Retype everything in the listing, leaving each line exactly as it is.

- [EXTRACTED DATA]:
## begin

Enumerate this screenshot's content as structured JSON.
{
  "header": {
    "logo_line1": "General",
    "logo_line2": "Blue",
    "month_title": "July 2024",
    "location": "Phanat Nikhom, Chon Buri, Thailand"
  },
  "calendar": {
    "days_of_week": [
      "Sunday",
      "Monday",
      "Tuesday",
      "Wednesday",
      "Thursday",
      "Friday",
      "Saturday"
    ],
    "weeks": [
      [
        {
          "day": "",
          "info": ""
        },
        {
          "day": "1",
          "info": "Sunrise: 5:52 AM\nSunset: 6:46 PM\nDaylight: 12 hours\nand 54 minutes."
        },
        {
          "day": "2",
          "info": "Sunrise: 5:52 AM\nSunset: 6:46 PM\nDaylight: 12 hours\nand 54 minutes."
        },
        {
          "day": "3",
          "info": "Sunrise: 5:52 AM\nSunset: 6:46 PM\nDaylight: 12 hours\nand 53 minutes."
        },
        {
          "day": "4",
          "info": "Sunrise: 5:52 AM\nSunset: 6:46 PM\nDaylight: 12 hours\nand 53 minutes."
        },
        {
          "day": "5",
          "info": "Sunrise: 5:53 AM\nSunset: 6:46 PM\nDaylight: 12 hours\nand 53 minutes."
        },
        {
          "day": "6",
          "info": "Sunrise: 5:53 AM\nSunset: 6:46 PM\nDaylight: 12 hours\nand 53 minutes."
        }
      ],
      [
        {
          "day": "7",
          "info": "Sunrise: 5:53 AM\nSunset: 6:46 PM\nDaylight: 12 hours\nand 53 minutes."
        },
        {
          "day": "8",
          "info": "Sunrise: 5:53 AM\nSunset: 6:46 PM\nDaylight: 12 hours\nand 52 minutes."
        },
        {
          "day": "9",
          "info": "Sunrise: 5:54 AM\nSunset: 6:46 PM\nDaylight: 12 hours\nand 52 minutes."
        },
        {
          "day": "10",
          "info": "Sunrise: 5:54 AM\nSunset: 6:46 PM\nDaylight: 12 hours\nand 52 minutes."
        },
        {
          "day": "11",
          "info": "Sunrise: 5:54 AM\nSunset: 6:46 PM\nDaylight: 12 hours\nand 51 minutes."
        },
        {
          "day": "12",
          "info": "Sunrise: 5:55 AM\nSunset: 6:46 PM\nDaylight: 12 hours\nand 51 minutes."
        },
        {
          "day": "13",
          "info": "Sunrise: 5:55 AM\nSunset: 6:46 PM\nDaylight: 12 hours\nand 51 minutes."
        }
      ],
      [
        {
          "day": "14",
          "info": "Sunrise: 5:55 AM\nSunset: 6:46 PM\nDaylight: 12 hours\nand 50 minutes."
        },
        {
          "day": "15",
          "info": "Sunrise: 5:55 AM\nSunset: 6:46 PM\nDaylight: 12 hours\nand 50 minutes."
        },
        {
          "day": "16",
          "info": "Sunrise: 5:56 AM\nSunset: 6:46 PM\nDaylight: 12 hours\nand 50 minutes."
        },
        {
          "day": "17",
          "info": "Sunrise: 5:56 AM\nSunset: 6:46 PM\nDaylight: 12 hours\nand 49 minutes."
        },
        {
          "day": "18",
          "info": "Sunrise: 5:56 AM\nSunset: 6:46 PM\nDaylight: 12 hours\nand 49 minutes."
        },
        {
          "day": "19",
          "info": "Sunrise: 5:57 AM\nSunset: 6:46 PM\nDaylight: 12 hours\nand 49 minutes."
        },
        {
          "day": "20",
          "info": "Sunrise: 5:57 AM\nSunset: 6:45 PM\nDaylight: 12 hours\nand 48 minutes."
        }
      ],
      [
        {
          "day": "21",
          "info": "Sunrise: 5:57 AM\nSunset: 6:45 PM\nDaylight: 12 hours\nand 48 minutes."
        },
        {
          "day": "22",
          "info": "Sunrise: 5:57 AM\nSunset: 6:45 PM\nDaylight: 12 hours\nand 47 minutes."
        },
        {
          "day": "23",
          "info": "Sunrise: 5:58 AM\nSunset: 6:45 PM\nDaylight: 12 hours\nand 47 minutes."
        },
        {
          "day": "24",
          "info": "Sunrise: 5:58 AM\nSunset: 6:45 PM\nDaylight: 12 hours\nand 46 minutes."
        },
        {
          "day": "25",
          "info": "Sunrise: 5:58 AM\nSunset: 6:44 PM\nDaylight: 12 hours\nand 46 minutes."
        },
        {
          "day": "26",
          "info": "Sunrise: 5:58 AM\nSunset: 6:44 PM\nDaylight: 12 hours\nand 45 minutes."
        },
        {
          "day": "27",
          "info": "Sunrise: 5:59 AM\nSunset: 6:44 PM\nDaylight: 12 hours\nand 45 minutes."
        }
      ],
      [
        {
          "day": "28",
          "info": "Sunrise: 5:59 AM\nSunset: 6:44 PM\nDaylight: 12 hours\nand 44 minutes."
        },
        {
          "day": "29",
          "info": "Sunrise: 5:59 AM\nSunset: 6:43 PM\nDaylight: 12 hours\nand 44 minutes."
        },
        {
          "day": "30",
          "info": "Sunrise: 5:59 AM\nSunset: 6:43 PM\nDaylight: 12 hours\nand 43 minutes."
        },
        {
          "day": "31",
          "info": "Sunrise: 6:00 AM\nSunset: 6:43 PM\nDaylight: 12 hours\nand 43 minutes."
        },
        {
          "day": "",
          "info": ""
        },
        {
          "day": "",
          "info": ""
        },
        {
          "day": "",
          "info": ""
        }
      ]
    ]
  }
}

## end

- [WRITTEN SOLUTION]:
Enumerate this screenshot's content as structured JSON.
{
  "header": {
    "logo_line1": "General",
    "logo_line2": "Blue",
    "month_title": "July 2024",
    "location": "Phanat Nikhom, Chon Buri, Thailand"
  },
  "calendar": {
    "days_of_week": [
      "Sunday",
      "Monday",
      "Tuesday",
      "Wednesday",
      "Thursday",
      "Friday",
      "Saturday"
    ],
    "weeks": [
      [
        {
          "day": "",
          "info": ""
        },
        {
          "day": "1",
          "info": "Sunrise: 5:52 AM\nSunset: 6:46 PM\nDaylight: 12 hours\nand 54 minutes."
        },
        {
          "day": "2",
          "info": "Sunrise: 5:52 AM\nSunset: 6:46 PM\nDaylight: 12 hours\nand 54 minutes."
        },
        {
          "day": "3",
          "info": "Sunrise: 5:52 AM\nSunset: 6:46 PM\nDaylight: 12 hours\nand 53 minutes."
        },
        {
          "day": "4",
          "info": "Sunrise: 5:52 AM\nSunset: 6:46 PM\nDaylight: 12 hours\nand 53 minutes."
        },
        {
          "day": "5",
          "info": "Sunrise: 5:53 AM\nSunset: 6:46 PM\nDaylight: 12 hours\nand 53 minutes."
        },
        {
          "day": "6",
          "info": "Sunrise: 5:53 AM\nSunset: 6:46 PM\nDaylight: 12 hours\nand 53 minutes."
        }
      ],
      [
        {
          "day": "7",
          "info": "Sunrise: 5:53 AM\nSunset: 6:46 PM\nDaylight: 12 hours\nand 53 minutes."
        },
        {
          "day": "8",
          "info": "Sunrise: 5:53 AM\nSunset: 6:46 PM\nDaylight: 12 hours\nand 52 minutes."
        },
        {
          "day": "9",
          "info": "Sunrise: 5:54 AM\nSunset: 6:46 PM\nDaylight: 12 hours\nand 52 minutes."
        },
        {
          "day": "10",
          "info": "Sunrise: 5:54 AM\nSunset: 6:46 PM\nDaylight: 12 hours\nand 52 minutes."
        },
        {
          "day": "11",
          "info": "Sunrise: 5:54 AM\nSunset: 6:46 PM\nDaylight: 12 hours\nand 51 minutes."
        },
        {
          "day": "12",
          "info": "Sunrise: 5:55 AM\nSunset: 6:46 PM\nDaylight: 12 hours\nand 51 minutes."
        },
        {
          "day": "13",
          "info": "Sunrise: 5:55 AM\nSunset: 6:46 PM\nDaylight: 12 hours\nand 51 minutes."
        }
      ],
      [
        {
          "day": "14",
          "info": "Sunrise: 5:55 AM\nSunset: 6:46 PM\nDaylight: 12 hours\nand 50 minutes."
        },
        {
          "day": "15",
          "info": "Sunrise: 5:55 AM\nSunset: 6:46 PM\nDaylight: 12 hours\nand 50 minutes."
        },
        {
          "day": "16",
          "info": "Sunrise: 5:56 AM\nSunset: 6:46 PM\nDaylight: 12 hours\nand 50 minutes."
        },
        {
          "day": "17",
          "info": "Sunrise: 5:56 AM\nSunset: 6:46 PM\nDaylight: 12 hours\nand 49 minutes."
        },
        {
          "day": "18",
          "info": "Sunrise: 5:56 AM\nSunset: 6:46 PM\nDaylight: 12 hours\nand 49 minutes."
        },
        {
          "day": "19",
          "info": "Sunrise: 5:57 AM\nSunset: 6:46 PM\nDaylight: 12 hours\nand 49 minutes."
        },
        {
          "day": "20",
          "info": "Sunrise: 5:57 AM\nSunset: 6:45 PM\nDaylight: 12 hours\nand 48 minutes."
        }
      ],
      [
        {
          "day": "21",
          "info": "Sunrise: 5:57 AM\nSunset: 6:45 PM\nDaylight: 12 hours\nand 48 minutes."
        },
        {
          "day": "22",
          "info": "Sunrise: 5:57 AM\nSunset: 6:45 PM\nDaylight: 12 hours\nand 47 minutes."
        },
        {
          "day": "23",
          "info": "Sunrise: 5:58 AM\nSunset: 6:45 PM\nDaylight: 12 hours\nand 47 minutes."
        },
        {
          "day": "24",
          "info": "Sunrise: 5:58 AM\nSunset: 6:45 PM\nDaylight: 12 hours\nand 46 minutes."
        },
        {
          "day": "25",
          "info": "Sunrise: 5:58 AM\nSunset: 6:44 PM\nDaylight: 12 hours\nand 46 minutes."
        },
        {
          "day": "26",
          "info": "Sunrise: 5:58 AM\nSunset: 6:44 PM\nDaylight: 12 hours\nand 45 minutes."
        },
        {
          "day": "27",
          "info": "Sunrise: 5:59 AM\nSunset: 6:44 PM\nDaylight: 12 hours\nand 45 minutes."
        }
      ],
      [
        {
          "day": "28",
          "info": "Sunrise: 5:59 AM\nSunset: 6:44 PM\nDaylight: 12 hours\nand 44 minutes."
        },
        {
          "day": "29",
          "info": "Sunrise: 5:59 AM\nSunset: 6:43 PM\nDaylight: 12 hours\nand 44 minutes."
        },
        {
          "day": "30",
          "info": "Sunrise: 5:59 AM\nSunset: 6:43 PM\nDaylight: 12 hours\nand 43 minutes."
        },
        {
          "day": "31",
          "info": "Sunrise: 6:00 AM\nSunset: 6:43 PM\nDaylight: 12 hours\nand 43 minutes."
        },
        {
          "day": "",
          "info": ""
        },
        {
          "day": "",
          "info": ""
        },
        {
          "day": "",
          "info": ""
        }
      ]
    ]
  }
}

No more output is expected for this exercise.